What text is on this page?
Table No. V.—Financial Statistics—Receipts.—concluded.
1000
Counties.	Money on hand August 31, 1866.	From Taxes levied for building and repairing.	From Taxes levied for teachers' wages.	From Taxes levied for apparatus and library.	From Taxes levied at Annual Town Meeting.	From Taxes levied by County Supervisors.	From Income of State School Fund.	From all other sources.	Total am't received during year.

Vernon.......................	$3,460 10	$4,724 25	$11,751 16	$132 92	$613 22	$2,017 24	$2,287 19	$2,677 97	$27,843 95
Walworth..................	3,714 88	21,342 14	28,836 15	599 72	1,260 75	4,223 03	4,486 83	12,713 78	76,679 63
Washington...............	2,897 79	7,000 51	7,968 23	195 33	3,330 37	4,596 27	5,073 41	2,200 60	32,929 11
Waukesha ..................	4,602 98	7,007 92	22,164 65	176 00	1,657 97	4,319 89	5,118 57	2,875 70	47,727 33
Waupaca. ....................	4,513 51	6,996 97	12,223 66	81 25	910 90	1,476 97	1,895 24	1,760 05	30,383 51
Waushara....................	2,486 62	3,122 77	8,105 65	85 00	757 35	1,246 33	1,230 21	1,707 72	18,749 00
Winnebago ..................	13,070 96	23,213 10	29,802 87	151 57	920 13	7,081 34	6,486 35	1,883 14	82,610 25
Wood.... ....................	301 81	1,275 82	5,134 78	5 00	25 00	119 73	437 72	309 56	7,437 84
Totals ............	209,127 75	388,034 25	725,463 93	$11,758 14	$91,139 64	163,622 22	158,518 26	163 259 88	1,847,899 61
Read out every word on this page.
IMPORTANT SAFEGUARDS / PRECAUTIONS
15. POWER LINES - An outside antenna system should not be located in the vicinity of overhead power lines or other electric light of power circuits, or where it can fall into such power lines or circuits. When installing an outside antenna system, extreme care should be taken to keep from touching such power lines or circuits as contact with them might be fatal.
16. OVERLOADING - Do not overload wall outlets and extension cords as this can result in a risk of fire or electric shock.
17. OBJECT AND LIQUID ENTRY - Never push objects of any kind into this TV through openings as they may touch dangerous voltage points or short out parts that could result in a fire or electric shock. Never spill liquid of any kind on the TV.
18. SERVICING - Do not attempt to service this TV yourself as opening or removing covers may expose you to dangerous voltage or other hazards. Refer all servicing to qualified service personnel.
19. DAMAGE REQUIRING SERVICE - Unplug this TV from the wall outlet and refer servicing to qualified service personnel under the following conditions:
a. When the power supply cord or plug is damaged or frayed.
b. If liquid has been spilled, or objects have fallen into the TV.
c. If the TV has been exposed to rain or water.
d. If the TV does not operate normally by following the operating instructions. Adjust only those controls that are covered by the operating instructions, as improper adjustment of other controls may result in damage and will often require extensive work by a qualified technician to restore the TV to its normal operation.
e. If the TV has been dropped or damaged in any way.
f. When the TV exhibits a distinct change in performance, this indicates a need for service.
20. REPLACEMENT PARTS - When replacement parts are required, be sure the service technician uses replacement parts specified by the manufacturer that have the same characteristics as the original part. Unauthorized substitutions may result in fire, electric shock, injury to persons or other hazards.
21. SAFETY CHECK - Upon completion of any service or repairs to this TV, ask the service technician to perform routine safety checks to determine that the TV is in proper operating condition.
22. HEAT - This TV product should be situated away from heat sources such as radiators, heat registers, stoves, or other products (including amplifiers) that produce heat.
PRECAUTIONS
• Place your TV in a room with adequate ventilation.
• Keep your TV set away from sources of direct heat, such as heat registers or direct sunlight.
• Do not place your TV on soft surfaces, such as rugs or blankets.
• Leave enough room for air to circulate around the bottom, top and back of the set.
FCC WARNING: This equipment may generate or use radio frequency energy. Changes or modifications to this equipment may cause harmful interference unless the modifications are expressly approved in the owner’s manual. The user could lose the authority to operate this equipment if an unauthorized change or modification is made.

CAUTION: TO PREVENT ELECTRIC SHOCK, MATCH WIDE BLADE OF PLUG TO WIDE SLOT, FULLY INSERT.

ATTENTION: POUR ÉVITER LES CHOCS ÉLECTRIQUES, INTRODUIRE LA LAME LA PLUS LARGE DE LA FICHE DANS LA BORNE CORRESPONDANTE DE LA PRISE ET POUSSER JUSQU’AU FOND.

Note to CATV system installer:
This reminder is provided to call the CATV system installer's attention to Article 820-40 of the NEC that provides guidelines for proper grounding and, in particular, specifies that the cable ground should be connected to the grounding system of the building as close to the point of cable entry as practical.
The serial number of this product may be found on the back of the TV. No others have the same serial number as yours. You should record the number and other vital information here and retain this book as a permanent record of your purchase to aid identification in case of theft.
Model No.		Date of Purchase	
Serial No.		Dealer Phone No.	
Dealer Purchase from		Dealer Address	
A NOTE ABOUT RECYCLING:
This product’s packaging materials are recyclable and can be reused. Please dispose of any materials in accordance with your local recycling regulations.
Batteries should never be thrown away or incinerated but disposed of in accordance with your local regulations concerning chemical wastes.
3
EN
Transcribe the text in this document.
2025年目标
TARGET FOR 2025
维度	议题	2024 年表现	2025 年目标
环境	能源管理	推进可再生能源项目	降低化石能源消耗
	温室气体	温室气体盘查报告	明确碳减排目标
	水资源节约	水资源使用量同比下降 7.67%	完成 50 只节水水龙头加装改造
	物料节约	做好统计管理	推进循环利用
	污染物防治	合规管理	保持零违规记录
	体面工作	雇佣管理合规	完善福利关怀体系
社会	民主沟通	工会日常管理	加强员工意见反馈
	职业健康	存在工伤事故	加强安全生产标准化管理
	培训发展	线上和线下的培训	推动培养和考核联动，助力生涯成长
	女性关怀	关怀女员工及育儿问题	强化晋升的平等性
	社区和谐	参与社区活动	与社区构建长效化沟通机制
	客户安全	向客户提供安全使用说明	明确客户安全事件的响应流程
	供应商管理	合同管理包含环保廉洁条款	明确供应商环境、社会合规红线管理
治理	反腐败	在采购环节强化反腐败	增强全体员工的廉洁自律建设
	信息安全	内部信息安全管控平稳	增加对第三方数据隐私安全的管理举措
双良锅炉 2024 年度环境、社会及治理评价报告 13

========

**REQUIREMENT:** Gather each line in the data that holds the string "heat".

**RESULT OF THIS EXERCISE:**
22. HEAT - This TV product should be situated away from heat sources such as radiators, heat registers, stoves, or other products (including amplifiers) that produce heat.
• Keep your TV set away from sources of direct heat, such as heat registers or direct sunlight.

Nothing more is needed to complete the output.